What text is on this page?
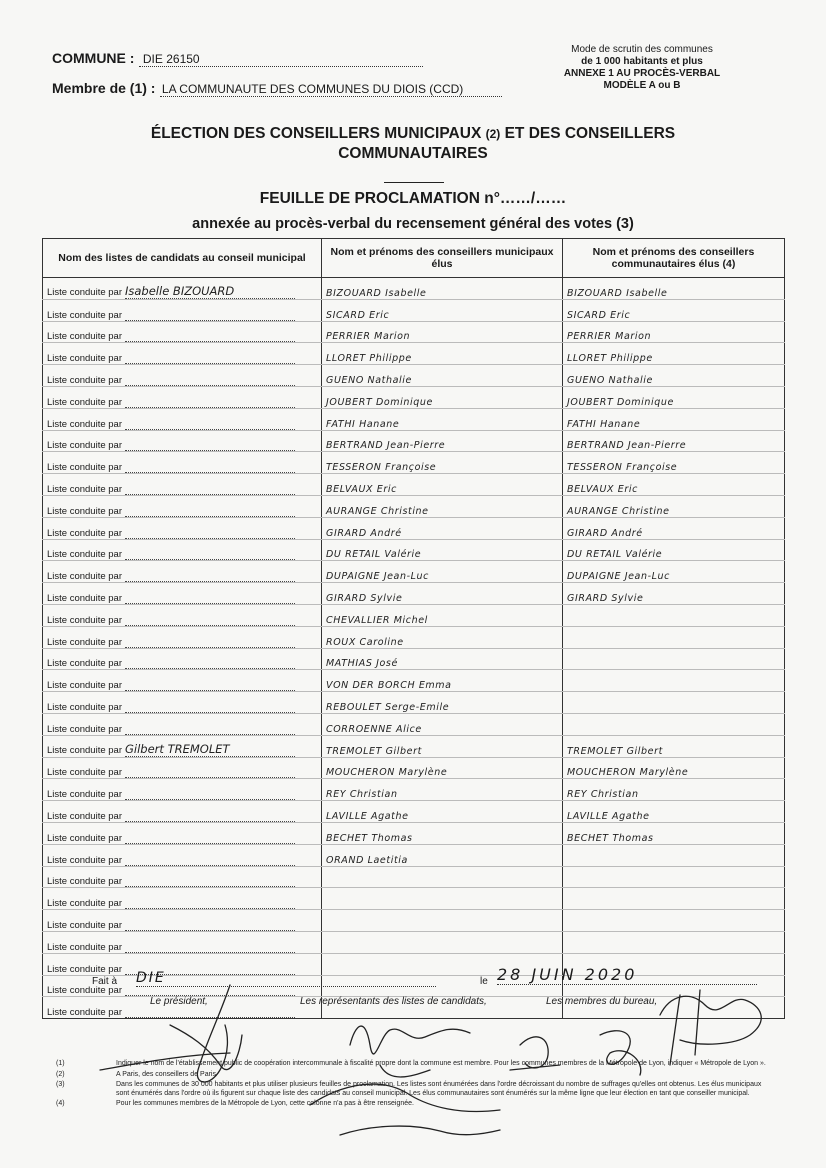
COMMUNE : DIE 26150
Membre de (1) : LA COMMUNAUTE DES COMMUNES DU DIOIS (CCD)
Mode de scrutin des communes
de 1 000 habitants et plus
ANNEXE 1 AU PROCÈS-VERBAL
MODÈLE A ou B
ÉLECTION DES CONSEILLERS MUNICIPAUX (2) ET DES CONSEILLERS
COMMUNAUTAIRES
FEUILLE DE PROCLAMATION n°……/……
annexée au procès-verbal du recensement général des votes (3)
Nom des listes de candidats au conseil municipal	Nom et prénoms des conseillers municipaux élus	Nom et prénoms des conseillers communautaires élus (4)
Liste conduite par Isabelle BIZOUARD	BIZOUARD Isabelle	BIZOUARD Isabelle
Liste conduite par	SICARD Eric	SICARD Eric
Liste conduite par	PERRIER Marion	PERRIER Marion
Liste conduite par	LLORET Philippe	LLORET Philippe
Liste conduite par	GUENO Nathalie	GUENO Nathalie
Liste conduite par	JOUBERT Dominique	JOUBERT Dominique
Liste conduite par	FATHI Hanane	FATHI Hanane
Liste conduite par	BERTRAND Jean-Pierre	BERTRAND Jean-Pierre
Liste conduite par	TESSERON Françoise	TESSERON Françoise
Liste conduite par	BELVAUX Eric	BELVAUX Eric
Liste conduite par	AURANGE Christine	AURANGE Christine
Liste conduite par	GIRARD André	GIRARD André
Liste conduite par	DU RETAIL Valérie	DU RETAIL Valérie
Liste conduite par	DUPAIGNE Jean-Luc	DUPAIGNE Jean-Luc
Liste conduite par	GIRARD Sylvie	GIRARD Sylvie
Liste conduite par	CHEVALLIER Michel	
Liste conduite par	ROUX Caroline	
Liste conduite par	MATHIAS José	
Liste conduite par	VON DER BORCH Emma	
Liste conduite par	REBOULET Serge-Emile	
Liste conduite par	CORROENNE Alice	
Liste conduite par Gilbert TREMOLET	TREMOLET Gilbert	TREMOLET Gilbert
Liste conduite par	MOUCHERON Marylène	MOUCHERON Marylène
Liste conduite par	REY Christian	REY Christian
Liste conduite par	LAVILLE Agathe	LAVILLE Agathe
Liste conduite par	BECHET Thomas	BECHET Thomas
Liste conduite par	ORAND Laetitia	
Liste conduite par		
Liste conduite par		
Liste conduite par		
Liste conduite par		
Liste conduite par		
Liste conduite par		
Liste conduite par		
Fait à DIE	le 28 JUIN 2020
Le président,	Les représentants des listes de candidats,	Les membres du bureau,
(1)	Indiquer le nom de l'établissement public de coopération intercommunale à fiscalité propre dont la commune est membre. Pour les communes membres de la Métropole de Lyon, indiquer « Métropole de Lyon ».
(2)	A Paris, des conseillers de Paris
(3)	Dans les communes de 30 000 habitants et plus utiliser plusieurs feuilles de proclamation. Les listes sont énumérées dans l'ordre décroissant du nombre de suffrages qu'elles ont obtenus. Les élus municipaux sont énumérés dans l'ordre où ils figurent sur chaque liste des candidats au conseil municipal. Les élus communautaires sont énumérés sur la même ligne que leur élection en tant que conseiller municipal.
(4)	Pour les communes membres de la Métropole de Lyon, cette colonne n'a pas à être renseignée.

* * *

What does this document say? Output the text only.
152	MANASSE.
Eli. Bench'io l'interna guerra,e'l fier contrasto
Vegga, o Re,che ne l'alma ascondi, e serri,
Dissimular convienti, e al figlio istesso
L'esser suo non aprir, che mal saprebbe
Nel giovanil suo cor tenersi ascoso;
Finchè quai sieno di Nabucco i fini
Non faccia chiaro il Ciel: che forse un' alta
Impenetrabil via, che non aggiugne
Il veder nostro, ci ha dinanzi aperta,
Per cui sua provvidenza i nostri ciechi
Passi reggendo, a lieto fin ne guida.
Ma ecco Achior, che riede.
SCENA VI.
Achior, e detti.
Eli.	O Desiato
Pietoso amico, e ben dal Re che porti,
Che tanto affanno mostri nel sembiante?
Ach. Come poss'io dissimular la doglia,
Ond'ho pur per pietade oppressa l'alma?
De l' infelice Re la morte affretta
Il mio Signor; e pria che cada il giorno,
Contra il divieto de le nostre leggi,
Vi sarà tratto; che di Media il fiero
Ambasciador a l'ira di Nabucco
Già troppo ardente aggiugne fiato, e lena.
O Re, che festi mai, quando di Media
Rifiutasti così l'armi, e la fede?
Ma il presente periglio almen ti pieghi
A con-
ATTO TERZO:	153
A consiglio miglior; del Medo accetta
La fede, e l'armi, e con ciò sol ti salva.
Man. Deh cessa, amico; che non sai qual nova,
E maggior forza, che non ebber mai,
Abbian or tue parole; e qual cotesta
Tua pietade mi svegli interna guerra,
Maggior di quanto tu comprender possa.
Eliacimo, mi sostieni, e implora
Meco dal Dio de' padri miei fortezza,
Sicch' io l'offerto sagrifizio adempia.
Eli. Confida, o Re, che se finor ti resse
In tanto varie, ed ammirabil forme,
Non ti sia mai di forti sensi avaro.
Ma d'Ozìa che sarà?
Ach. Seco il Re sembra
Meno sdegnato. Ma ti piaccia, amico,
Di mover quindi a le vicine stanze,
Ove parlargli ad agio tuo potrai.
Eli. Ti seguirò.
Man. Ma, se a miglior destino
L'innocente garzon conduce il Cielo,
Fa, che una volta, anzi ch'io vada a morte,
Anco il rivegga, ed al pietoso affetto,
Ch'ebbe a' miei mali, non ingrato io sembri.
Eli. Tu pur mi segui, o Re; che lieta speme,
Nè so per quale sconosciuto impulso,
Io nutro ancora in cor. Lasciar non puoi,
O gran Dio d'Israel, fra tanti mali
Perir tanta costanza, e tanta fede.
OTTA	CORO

Exercise directions
Copy and report every line where the word "What" is present.

Completed exercise
What text is on this page?
What does this document say? Output the text only.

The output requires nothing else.